§ **WHAT YOU ARE ASKED TO DO**:
Track down the lines that contain "وقال" and copy them.

Entries taken from a collection:
◇ ◇ ◇ ◇

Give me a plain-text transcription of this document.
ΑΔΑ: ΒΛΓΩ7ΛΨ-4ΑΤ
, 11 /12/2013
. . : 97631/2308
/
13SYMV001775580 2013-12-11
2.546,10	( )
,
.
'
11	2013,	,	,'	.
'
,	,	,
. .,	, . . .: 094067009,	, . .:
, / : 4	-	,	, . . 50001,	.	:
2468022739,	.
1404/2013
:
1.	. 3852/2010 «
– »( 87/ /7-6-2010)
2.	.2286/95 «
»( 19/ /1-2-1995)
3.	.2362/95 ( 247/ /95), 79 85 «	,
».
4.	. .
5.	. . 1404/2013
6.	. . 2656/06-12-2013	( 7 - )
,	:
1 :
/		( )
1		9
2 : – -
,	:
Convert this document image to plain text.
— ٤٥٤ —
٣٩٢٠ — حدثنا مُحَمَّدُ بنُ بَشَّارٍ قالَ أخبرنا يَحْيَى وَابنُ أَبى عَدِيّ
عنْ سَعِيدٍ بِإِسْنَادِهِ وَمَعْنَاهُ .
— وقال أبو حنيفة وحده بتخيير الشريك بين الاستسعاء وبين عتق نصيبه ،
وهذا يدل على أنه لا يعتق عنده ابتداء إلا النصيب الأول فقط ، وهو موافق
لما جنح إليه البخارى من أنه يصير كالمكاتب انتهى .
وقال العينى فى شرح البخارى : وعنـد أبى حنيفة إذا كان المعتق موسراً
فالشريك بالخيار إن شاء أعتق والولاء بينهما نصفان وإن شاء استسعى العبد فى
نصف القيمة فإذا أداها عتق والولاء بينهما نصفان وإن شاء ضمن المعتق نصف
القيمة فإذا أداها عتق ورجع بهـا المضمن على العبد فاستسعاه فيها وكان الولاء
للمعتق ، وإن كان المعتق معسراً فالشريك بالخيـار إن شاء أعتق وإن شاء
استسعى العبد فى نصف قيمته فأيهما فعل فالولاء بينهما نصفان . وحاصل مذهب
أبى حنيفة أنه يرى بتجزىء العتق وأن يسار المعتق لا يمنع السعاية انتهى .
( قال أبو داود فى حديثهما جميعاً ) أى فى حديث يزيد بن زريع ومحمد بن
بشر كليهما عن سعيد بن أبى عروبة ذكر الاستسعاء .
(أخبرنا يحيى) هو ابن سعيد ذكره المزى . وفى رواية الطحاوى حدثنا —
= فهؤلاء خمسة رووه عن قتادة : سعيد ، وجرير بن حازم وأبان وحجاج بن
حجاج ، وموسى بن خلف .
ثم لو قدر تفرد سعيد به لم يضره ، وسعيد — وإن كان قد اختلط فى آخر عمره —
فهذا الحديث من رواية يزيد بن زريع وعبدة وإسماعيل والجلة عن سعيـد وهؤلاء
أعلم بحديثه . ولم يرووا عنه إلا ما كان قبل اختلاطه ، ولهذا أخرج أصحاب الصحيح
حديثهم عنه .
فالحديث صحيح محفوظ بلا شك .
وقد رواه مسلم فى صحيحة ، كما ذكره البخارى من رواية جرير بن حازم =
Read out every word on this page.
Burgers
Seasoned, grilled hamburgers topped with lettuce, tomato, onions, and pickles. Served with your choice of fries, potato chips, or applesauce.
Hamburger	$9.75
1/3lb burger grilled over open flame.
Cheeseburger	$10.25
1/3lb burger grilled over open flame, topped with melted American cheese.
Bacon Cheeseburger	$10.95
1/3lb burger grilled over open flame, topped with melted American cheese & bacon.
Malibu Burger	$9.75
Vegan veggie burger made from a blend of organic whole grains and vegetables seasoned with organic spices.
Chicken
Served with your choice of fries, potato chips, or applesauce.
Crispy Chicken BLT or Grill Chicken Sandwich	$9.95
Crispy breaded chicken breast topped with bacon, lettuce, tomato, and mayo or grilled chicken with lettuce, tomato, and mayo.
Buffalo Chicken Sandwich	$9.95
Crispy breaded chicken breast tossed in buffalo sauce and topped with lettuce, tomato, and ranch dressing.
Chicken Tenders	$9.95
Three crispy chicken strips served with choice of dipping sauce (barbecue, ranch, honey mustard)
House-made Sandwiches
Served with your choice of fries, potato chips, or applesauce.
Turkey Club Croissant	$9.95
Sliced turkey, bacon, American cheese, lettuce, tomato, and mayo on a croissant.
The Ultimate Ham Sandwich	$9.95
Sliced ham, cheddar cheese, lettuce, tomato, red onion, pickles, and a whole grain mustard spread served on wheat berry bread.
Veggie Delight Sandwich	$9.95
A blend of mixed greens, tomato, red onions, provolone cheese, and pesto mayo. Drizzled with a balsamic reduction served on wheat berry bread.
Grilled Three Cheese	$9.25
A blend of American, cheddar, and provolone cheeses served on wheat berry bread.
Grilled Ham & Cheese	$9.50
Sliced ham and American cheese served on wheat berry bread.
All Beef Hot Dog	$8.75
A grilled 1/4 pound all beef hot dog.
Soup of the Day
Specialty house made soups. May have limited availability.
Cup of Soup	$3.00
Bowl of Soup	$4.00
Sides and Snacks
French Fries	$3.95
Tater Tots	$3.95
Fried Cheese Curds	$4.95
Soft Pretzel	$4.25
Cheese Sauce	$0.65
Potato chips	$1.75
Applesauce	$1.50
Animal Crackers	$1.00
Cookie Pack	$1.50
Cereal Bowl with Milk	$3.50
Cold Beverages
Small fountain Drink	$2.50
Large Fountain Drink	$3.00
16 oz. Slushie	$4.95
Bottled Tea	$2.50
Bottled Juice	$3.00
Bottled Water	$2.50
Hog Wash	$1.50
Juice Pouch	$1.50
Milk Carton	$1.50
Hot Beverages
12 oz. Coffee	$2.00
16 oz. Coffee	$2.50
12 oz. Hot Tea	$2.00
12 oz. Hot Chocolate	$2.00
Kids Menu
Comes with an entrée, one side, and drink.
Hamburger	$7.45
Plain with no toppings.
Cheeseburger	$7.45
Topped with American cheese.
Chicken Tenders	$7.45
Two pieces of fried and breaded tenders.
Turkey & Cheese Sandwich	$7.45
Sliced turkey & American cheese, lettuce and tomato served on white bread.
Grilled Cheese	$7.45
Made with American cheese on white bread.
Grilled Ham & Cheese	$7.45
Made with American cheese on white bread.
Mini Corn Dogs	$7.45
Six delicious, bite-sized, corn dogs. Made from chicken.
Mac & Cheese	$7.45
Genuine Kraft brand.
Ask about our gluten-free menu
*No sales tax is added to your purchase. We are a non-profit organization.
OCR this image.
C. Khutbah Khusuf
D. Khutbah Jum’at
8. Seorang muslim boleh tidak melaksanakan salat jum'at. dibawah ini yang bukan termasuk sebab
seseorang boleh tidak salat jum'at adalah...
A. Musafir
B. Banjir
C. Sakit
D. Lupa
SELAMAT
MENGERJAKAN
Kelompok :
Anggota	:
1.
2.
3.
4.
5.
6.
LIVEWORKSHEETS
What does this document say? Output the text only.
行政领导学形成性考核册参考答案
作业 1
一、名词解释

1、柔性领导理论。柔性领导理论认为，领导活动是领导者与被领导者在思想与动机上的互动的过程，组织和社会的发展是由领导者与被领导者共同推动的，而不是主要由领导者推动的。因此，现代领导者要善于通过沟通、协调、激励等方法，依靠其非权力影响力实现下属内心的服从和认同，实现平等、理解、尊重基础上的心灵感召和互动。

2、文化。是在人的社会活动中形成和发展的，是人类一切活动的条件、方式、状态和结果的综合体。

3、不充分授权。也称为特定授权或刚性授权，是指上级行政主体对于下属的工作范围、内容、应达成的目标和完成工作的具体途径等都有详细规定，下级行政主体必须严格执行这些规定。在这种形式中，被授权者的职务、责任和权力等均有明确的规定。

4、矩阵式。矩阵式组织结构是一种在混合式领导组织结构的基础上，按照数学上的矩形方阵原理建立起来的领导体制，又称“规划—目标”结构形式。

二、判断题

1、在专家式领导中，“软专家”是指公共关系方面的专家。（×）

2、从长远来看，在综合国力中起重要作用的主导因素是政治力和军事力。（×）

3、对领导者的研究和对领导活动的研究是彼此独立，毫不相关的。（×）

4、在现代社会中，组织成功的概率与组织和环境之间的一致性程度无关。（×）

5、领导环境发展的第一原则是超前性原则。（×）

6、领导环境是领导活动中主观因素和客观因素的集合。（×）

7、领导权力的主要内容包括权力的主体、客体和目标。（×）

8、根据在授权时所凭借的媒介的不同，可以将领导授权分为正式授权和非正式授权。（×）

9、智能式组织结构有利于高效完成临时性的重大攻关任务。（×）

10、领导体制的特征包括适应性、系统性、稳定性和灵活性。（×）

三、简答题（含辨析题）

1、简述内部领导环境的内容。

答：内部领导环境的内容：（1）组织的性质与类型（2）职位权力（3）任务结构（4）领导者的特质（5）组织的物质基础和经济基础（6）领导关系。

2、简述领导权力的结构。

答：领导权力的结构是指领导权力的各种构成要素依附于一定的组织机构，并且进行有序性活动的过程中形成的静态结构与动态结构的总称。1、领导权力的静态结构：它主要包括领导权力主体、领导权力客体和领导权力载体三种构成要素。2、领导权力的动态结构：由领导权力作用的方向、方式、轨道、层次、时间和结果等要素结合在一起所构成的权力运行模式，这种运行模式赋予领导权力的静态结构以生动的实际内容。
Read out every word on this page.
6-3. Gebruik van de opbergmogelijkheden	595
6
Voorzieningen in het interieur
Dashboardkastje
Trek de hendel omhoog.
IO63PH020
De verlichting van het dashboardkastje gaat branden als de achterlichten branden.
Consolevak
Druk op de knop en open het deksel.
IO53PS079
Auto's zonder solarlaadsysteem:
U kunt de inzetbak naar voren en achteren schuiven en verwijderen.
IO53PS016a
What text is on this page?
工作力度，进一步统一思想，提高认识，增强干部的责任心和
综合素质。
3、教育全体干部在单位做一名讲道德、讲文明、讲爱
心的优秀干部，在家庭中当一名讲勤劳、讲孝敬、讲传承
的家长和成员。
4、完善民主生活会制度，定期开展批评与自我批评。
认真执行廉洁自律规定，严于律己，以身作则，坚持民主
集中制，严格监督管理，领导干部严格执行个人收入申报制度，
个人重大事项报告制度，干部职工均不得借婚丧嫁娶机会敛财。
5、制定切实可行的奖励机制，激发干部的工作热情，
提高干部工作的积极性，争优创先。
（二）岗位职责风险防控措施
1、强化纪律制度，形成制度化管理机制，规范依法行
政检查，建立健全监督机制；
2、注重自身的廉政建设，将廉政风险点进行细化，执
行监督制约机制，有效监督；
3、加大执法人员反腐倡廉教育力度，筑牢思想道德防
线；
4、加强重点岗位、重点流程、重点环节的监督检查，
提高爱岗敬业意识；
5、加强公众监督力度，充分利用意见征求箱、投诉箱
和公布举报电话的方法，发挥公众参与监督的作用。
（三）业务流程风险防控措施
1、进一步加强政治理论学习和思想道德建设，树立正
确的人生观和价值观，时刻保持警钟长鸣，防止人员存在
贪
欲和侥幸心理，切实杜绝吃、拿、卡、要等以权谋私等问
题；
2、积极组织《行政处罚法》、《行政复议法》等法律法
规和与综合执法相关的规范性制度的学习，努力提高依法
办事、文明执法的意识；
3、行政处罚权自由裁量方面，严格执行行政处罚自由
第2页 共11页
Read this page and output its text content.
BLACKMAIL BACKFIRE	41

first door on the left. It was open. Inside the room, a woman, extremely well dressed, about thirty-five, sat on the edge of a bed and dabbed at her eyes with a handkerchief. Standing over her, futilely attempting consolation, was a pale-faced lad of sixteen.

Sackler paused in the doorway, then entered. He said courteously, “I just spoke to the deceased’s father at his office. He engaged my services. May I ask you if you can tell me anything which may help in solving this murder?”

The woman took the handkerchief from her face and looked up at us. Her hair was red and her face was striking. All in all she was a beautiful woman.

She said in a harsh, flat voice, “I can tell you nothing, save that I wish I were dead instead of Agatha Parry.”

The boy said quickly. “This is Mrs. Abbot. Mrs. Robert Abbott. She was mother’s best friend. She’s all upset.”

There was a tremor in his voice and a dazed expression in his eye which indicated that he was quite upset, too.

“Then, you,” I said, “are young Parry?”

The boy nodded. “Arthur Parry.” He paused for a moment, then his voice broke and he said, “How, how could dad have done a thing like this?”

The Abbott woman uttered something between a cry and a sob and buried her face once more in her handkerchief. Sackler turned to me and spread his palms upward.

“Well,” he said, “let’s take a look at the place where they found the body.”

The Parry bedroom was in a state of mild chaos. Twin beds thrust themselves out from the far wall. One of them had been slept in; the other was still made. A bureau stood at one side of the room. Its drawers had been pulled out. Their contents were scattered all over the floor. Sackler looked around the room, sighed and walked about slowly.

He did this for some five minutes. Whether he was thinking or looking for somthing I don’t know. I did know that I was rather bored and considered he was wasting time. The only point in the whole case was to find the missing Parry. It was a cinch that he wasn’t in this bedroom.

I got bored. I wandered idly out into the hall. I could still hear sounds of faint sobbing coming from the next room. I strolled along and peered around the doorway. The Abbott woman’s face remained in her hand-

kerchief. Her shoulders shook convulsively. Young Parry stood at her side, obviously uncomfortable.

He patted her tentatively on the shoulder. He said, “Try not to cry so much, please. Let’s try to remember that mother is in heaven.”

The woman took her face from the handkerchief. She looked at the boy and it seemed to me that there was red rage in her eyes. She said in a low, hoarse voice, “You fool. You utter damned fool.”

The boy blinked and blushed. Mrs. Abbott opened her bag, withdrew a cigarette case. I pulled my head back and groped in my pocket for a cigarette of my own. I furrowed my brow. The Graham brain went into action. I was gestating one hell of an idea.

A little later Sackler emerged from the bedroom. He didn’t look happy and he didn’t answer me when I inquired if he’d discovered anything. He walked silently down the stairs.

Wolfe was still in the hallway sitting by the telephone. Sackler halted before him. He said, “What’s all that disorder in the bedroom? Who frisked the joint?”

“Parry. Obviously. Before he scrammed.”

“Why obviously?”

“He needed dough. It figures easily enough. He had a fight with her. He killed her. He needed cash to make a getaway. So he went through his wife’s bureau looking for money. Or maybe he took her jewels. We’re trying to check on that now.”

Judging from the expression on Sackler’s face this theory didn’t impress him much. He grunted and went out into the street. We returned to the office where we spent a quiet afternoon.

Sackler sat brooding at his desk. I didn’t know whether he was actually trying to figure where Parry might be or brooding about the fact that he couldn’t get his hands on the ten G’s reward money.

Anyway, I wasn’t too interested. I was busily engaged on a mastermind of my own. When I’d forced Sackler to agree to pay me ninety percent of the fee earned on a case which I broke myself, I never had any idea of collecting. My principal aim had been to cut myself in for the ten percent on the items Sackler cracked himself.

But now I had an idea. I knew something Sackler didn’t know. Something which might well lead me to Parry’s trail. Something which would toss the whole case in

◇ ◇ ◇ ◇

§ **ANSWER TO THIS PROBLEM**:
— وقال أبو حنيفة وحده بتخيير الشريك بين الاستسعاء وبين عتق نصيبه ،
وقال العينى فى شرح البخارى : وعنـد أبى حنيفة إذا كان المعتق موسراً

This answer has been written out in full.